Kutipan Sumber:
RUU TNI 2024 menyelundupkan hantu Orde Baru ke dalam naskah undang-undang. Ini adalah sebuah skema sistematis untuk mengubah tentara menjadi algojo demokrasi, mengubur supremasi sipil, dan membenamkan Indonesia ke dalam kubangan fasis-militeristik yang kita kira sudah mati pada 1998.
Dengan dalih penyesuaian teknis, RUU ini justru menghidupkan kembali doktrin dwifungsi dalam format yang lebih bengis: Operasi Militer Selain Perang (OMSP) yang dikemas sebagai solusi atas krisis sipil, batas usia pensiun yang dipanjangkan untuk memelihara oligarki jenderal, dan ilusi koordinasi sipil melalui Kementerian Pertahanan yang sarat konflik kepentingan.
Tiga racun ini bukan sekadar ancaman abstrak—mereka adalah palu godam yang siap meremukkan tiang-tiang demokrasi, mengembalikan TNI ke posisi deep state yang mengatur negara dari balik layar, sementara masyarakat sipil dipaksa berlutut di bawah todong senapan ‘stabilitas’. Jika disahkan, RUU ini bukan hanya pengkhianatan terhadap korban pelanggaran HAM masa lalu, melainkan penguburan hidup-hidup masa depan kebebasan generasi mendatang.
Pengkhianatan Terhadap Reformasi 1998
Pasca reformasi 1998, TNI secara bertahap dipisahkan dari politik praktis melalui Tap MPR No. VI/2000 dan UU No. 34/2004 tentang TNI yang secara eksplisit membatasi peran militer di bidang pertahanan (Pasal 7 ayat 2). Namun, RUU TNI justru membuka celah bagi TNI untuk terlibat dalam Operasi Militer Selain Perang (OMSP) seperti penanggulangan terorisme, bencana alam, hingga konflik agraria. Legalisasi RUU TNI ini berbahaya karena tiga alasan:
Pertama, klausul “penugasan lain dari pemerintah” dapat dijadikan alat politik untuk mengerahkan TNI dalam urusan sipil yang bersifat politis, seperti pengamanan pemilu atau represi terhadap protes sosial.

Kerjakan Tugas Berikut:
1. Gantilah "hantu" dengan "bayang-bayang" pada teks tentang RUU TNI, lalu tuliskan kembali bagian dari "RUU TNI 2024" sampai dengan "mati pada 1998.".
2. Teruskan teks tentang RUU TNI, dimulai sesudah kalimat terakhir yang dimuat.

[Daftar data]
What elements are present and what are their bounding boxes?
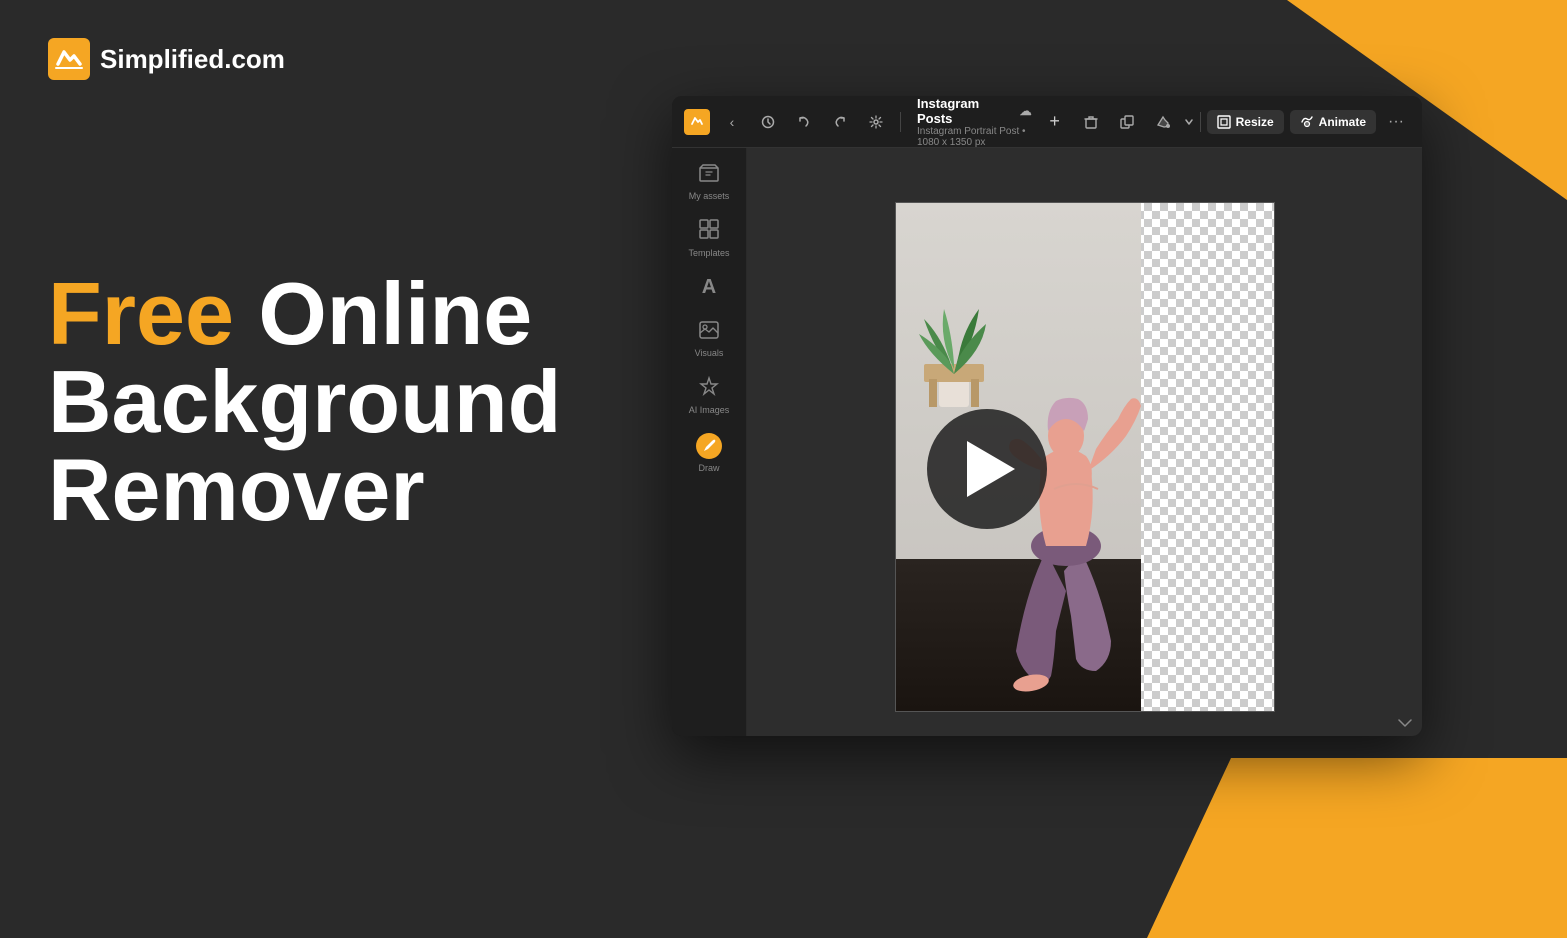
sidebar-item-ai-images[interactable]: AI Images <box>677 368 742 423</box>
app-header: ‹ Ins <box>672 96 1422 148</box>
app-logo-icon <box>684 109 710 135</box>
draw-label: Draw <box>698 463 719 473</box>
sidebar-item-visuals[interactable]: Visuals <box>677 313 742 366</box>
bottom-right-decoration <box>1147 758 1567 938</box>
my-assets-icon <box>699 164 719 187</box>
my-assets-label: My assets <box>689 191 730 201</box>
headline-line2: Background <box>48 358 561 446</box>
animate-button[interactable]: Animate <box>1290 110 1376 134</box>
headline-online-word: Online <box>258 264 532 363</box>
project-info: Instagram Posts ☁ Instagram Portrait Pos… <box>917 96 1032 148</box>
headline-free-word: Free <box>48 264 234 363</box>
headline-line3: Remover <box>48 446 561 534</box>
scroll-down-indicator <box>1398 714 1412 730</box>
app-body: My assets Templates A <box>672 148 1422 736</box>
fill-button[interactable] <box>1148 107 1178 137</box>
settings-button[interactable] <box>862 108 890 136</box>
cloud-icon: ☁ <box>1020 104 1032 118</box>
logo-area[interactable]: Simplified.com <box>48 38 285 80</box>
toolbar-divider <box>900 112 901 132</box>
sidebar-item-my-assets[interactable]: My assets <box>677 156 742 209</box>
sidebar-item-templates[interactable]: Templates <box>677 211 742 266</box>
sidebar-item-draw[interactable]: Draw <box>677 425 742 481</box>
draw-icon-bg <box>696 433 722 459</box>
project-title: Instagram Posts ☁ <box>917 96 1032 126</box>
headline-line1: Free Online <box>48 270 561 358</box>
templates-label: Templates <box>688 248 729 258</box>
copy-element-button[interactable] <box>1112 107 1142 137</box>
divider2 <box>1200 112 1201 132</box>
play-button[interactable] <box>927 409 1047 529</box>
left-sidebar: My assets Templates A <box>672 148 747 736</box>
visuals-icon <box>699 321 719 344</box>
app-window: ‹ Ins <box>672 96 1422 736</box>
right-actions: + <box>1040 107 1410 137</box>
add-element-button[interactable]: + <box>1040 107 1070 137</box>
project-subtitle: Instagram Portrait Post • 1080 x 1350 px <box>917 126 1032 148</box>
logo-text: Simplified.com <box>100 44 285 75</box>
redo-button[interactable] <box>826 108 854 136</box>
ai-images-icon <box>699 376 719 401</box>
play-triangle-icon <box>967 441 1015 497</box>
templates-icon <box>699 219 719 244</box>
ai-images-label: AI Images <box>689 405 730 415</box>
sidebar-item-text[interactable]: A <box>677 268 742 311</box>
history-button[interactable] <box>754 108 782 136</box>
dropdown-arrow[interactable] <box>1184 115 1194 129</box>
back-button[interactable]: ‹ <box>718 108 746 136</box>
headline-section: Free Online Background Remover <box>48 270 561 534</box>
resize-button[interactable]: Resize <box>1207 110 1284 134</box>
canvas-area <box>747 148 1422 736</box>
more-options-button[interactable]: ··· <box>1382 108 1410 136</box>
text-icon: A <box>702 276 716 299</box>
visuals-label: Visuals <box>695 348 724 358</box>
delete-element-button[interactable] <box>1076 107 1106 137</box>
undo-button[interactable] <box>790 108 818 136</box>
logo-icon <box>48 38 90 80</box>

Kunci Jawaban:
1.
RUU TNI 2024 menyelundupkan bayang-bayang Orde Baru ke dalam naskah undang-undang. Ini adalah sebuah skema sistematis untuk mengubah tentara menjadi algojo demokrasi, mengubur supremasi sipil, dan membenamkan Indonesia ke dalam kubangan fasis-militeristik yang kita kira sudah mati pada 1998.

2.
Termaktub dalam naskah akademik RUU TNI yang berbunyi: “Selain itu, beberapa prajurit aktif TNI antara lain juga dapat diperbantukan pada kementerian kelautan dan perikanan, staf kepresidenan, badan nasional penanggulangan terorisme, badan nasional penanggulangan bencana, badan nasional pengelolaan perbatasan, kejaksaan agung, serta kementerian/lembaga lainnya atas kebijakan Presiden.”
Kedua, batas usia pensiun yang diubah. Perubahan batas usia pensiun perwira TNI dalam RUU ini bukan sekadar kebijakan administratif, melainkan strategi sistematis untuk memelihara oligarki militer di jantung kekuasaan. Dengan memperpanjang masa dinas, RUU ini menciptakan “kasta gerontokrasi”—para jenderal yang tetap bercokol di posisi strategis hingga usia lanjut. Dampaknya dua arah: pertama, menghambat regenerasi kepemimpinan muda yang potensial membawa pembaruan, sehingga memupuk budaya konservatisme dan resistensi terhadap reformasi internal. Kedua, perpanjangan masa jabatan membuka ruang bagi perwira tinggi untuk membangun jaringan politik dan bisnis yang lebih kokoh, mengubah TNI menjadi kartel kekuasaan yang abai terhadap prinsip netralitas.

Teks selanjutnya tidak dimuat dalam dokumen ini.